**Instructions for the task**
Find the line containing "OCR this image." in the entries; transcribe it and all remaining lines through the end, exactly as they appear, but not the pictures.

....

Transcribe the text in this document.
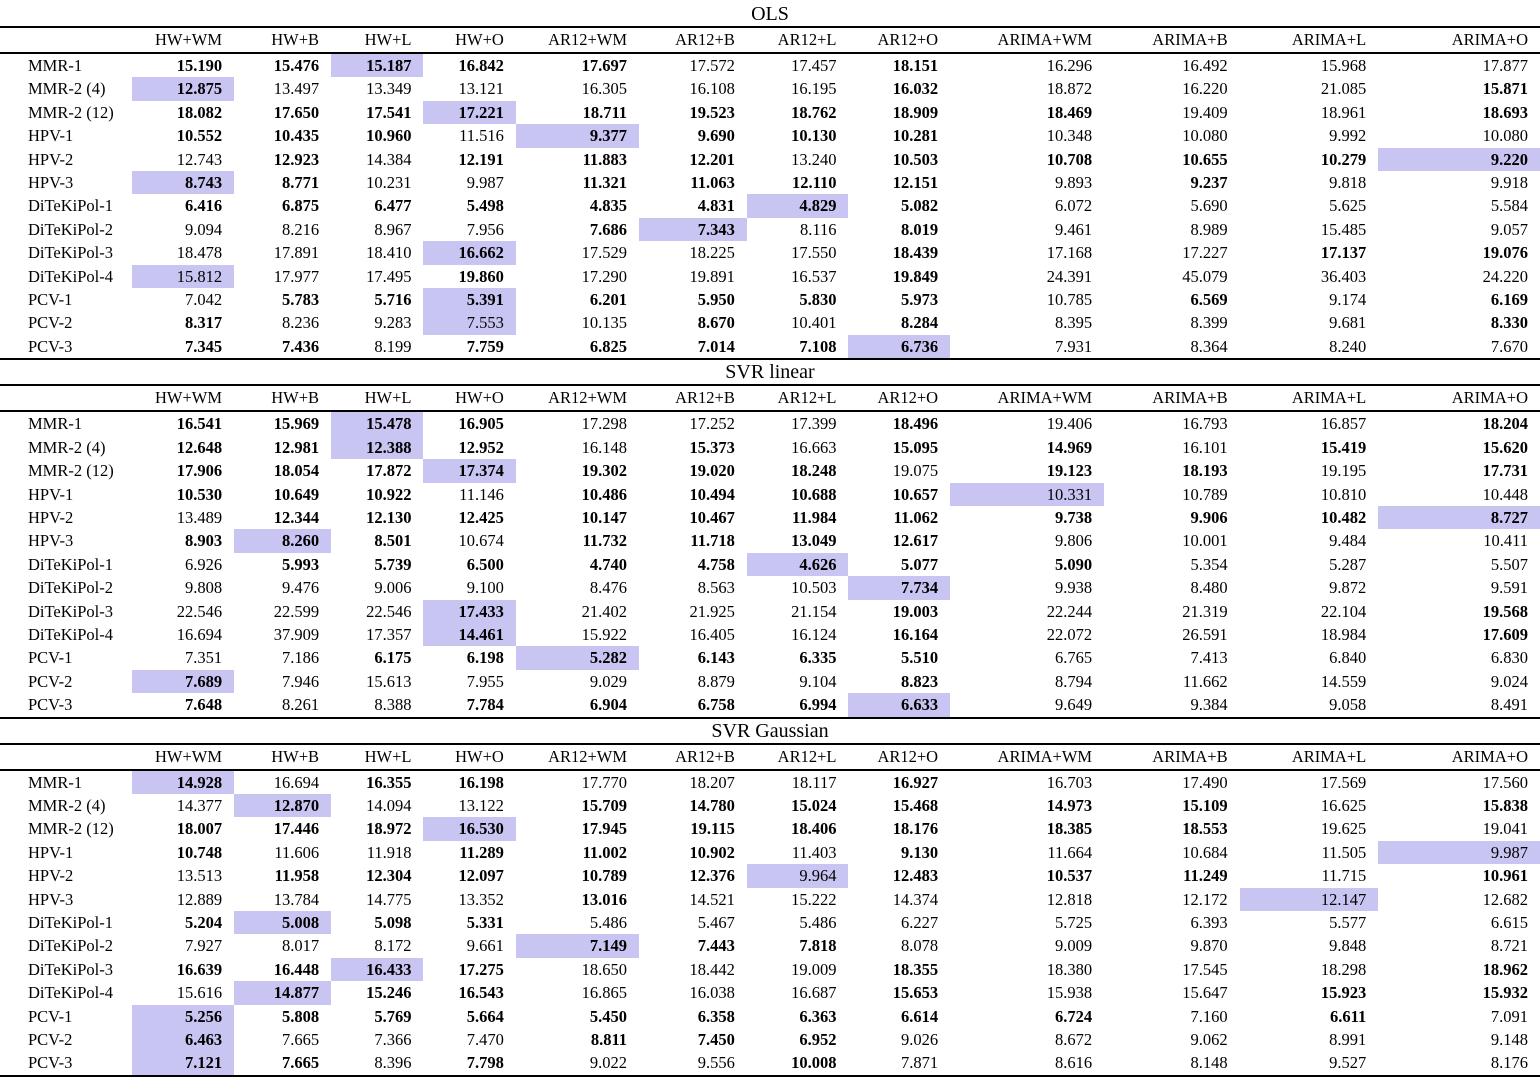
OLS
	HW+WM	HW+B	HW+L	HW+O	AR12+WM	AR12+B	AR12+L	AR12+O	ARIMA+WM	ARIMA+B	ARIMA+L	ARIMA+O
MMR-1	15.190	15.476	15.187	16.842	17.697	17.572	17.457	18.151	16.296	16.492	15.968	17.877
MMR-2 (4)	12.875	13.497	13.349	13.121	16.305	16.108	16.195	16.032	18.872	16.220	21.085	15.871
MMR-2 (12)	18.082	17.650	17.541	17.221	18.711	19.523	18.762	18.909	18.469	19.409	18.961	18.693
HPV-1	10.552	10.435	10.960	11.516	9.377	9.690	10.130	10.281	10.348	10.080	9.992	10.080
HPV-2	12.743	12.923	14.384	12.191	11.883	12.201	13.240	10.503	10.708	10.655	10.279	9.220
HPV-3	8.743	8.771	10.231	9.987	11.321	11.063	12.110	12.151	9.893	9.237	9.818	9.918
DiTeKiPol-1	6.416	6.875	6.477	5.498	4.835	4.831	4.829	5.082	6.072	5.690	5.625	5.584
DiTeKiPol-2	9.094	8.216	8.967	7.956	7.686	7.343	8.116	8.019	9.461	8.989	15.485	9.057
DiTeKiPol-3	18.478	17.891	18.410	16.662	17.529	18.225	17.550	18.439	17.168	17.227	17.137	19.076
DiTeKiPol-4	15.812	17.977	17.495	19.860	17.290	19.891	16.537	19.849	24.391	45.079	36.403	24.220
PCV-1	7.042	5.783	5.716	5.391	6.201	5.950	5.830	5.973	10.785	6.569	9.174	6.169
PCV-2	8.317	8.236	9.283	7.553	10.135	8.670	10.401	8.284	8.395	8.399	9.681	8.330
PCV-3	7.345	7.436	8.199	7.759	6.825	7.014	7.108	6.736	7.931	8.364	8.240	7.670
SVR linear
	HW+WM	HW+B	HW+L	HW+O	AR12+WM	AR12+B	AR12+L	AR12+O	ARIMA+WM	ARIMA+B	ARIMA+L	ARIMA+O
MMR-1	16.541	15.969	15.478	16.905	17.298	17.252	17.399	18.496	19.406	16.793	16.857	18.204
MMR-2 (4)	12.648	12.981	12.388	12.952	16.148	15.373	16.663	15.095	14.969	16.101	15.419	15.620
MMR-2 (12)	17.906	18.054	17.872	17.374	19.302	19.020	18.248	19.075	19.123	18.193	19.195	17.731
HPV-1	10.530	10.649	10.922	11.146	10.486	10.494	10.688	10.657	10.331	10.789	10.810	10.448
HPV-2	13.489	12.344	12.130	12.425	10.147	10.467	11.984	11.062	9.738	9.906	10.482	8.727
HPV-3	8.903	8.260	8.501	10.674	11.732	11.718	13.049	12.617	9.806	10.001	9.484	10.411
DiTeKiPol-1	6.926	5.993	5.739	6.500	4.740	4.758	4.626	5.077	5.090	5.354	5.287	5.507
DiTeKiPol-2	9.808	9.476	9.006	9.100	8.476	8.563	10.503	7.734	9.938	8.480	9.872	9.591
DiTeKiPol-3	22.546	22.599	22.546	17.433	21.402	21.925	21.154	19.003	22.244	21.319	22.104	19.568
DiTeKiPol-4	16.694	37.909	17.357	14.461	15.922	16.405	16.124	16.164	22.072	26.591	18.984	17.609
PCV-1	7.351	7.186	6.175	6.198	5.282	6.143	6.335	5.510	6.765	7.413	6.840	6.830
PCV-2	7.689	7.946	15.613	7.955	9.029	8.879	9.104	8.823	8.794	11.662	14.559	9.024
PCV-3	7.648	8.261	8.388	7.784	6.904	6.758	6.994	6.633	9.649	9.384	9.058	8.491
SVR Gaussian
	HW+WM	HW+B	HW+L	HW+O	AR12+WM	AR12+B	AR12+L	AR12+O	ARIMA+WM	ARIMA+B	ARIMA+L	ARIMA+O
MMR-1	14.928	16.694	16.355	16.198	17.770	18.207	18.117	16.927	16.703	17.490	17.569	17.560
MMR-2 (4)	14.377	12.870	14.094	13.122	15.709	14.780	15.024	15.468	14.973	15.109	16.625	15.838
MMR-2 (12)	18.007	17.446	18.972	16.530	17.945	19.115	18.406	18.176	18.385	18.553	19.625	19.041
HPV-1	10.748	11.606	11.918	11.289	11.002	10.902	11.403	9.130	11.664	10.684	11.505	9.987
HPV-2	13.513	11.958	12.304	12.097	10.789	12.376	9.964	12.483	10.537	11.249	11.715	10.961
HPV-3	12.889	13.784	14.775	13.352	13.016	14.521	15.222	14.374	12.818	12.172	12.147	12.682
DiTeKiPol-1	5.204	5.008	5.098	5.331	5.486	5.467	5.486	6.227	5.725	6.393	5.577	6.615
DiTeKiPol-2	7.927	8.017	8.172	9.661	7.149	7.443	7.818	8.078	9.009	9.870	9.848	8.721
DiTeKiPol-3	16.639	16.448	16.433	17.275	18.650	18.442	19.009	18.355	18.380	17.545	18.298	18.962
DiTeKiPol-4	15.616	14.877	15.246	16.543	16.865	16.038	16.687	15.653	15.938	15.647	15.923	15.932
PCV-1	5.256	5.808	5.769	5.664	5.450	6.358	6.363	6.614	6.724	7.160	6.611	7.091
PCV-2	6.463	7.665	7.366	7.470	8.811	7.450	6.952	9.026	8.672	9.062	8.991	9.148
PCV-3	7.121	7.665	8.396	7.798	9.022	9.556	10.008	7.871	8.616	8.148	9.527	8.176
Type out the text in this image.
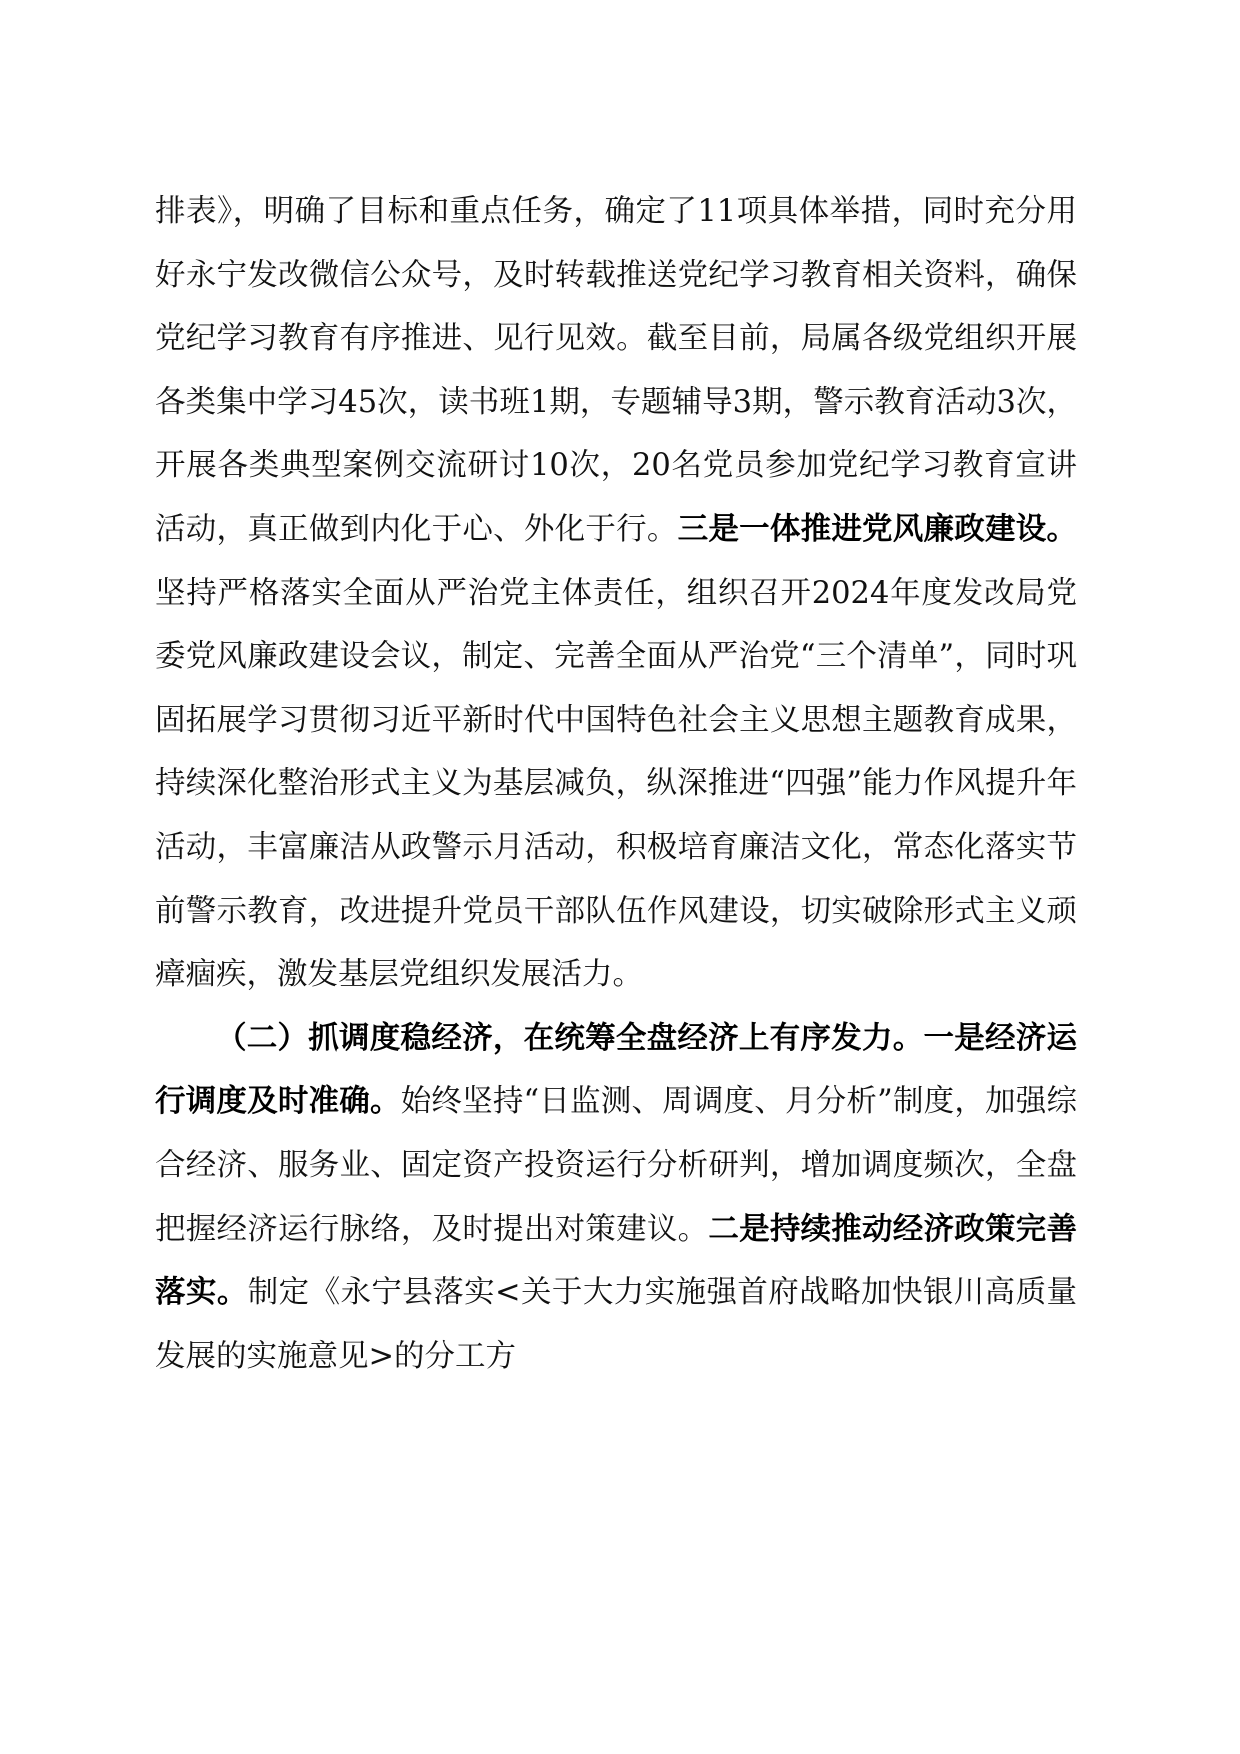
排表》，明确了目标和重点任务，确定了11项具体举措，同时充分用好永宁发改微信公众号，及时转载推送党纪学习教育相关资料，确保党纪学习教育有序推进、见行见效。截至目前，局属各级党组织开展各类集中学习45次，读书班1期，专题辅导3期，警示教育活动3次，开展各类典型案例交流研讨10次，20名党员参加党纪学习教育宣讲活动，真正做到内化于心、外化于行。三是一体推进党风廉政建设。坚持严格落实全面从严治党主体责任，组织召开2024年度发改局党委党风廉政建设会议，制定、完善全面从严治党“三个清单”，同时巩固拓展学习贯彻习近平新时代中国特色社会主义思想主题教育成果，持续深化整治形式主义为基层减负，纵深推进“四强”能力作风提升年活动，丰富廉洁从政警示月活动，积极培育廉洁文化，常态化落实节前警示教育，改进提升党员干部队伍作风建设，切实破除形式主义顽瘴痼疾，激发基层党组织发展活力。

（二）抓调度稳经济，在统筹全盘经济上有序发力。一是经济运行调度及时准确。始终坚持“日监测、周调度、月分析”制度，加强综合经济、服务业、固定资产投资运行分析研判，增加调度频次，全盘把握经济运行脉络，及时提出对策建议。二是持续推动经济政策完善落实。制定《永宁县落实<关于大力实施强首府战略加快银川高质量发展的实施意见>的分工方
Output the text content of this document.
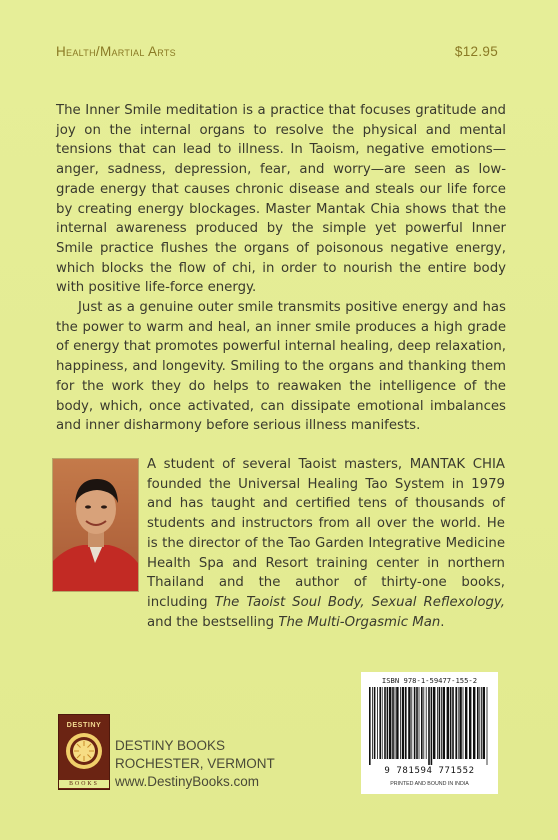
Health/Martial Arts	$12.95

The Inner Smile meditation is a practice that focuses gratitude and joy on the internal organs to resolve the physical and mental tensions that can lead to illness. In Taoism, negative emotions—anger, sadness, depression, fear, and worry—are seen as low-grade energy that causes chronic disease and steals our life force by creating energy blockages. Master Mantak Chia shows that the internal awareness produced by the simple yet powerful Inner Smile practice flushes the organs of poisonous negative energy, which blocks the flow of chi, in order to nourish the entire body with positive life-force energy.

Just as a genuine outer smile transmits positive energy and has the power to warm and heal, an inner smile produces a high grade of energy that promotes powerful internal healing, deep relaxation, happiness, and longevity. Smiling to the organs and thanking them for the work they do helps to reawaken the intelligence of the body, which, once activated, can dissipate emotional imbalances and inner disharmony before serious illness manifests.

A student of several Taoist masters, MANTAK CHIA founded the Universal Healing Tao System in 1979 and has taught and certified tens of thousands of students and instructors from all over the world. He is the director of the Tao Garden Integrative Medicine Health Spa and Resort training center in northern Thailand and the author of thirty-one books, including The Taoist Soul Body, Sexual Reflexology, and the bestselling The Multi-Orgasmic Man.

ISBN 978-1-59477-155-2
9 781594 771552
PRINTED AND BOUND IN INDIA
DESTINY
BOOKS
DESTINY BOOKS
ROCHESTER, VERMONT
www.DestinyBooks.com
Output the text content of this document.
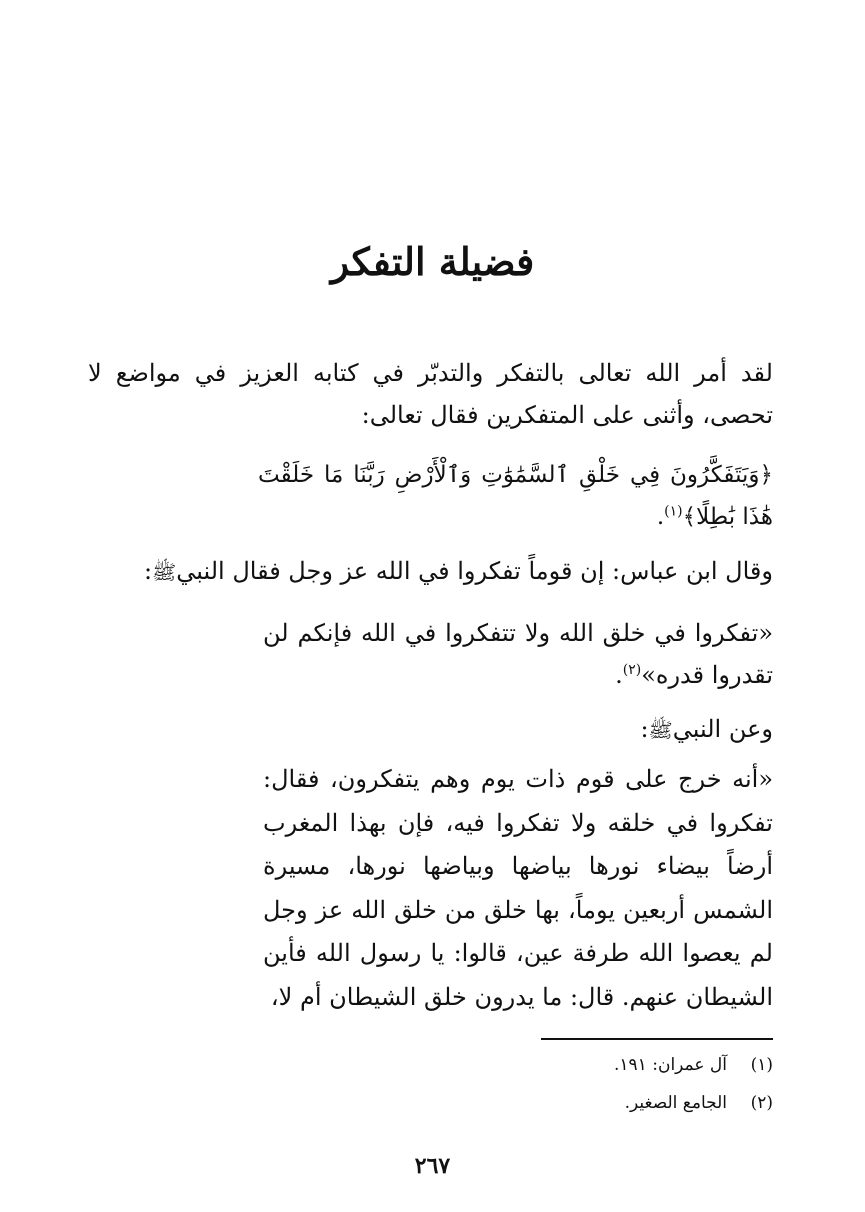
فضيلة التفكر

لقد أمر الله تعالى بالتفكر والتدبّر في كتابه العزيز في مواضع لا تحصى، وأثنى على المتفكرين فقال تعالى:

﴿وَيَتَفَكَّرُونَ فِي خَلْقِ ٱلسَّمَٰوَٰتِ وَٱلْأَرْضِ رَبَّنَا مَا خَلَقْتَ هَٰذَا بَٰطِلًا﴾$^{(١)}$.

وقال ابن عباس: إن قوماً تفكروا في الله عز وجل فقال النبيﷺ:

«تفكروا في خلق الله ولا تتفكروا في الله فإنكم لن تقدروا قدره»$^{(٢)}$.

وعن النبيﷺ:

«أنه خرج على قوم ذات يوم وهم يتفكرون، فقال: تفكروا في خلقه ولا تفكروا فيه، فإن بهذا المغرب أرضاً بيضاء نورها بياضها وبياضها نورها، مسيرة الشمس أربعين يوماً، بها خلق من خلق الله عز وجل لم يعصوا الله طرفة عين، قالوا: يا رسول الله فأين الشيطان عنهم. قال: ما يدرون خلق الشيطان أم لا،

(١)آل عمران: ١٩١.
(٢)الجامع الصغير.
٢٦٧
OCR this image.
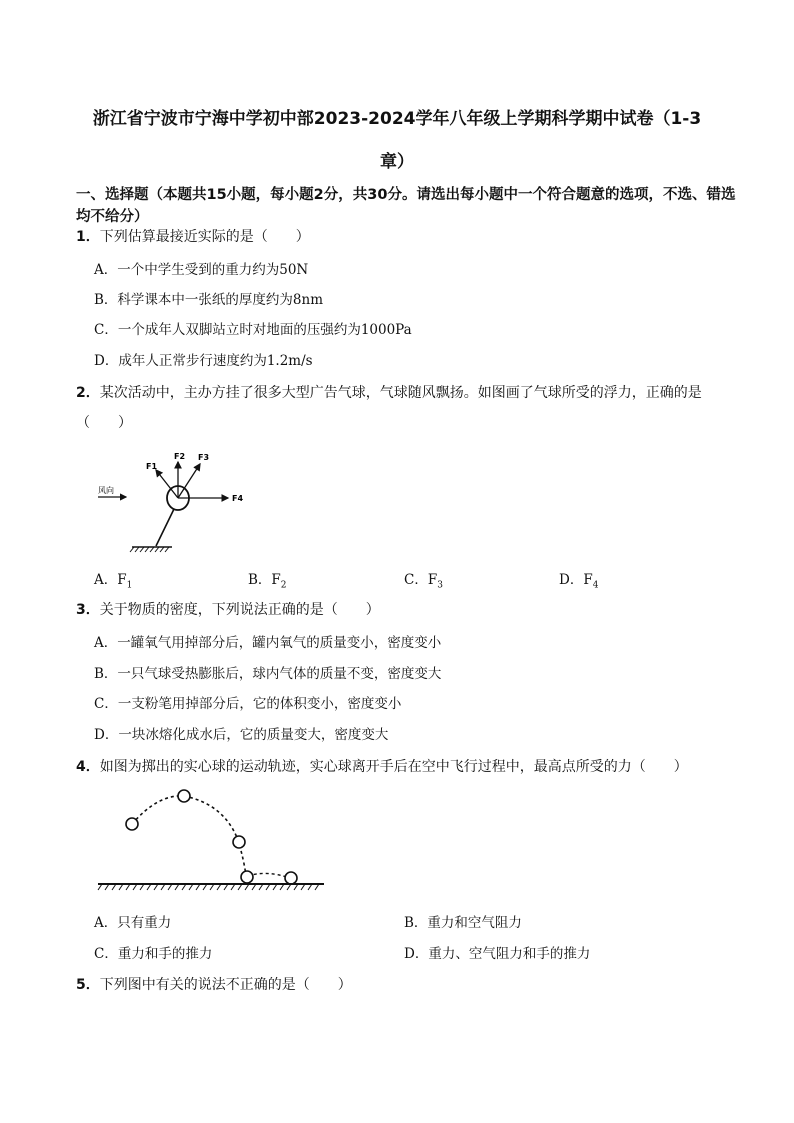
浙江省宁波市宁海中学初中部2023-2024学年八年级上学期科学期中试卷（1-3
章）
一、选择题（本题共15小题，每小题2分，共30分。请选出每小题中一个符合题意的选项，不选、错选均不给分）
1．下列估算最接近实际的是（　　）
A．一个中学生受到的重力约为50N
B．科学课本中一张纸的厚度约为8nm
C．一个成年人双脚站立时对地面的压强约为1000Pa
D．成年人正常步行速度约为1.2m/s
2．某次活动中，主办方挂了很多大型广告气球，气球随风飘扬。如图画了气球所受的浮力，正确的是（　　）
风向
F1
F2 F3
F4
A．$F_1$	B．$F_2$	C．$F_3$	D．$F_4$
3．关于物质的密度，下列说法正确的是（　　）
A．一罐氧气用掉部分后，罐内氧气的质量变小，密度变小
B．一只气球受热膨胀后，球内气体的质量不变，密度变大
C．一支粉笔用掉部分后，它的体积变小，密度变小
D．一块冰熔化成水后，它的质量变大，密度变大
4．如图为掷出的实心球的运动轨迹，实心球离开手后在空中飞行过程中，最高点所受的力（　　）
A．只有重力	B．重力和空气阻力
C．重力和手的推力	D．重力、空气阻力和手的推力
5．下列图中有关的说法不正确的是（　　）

....

**Exercise result**
OCR this image.
浙江省宁波市宁海中学初中部2023-2024学年八年级上学期科学期中试卷（1-3
章）
一、选择题（本题共15小题，每小题2分，共30分。请选出每小题中一个符合题意的选项，不选、错选均不给分）
1．下列估算最接近实际的是（　　）
A．一个中学生受到的重力约为50N
B．科学课本中一张纸的厚度约为8nm
C．一个成年人双脚站立时对地面的压强约为1000Pa
D．成年人正常步行速度约为1.2m/s
2．某次活动中，主办方挂了很多大型广告气球，气球随风飘扬。如图画了气球所受的浮力，正确的是（　　）
风向
F1
F2 F3
F4
A．$F_1$	B．$F_2$	C．$F_3$	D．$F_4$
3．关于物质的密度，下列说法正确的是（　　）
A．一罐氧气用掉部分后，罐内氧气的质量变小，密度变小
B．一只气球受热膨胀后，球内气体的质量不变，密度变大
C．一支粉笔用掉部分后，它的体积变小，密度变小
D．一块冰熔化成水后，它的质量变大，密度变大
4．如图为掷出的实心球的运动轨迹，实心球离开手后在空中飞行过程中，最高点所受的力（　　）
A．只有重力	B．重力和空气阻力
C．重力和手的推力	D．重力、空气阻力和手的推力
5．下列图中有关的说法不正确的是（　　）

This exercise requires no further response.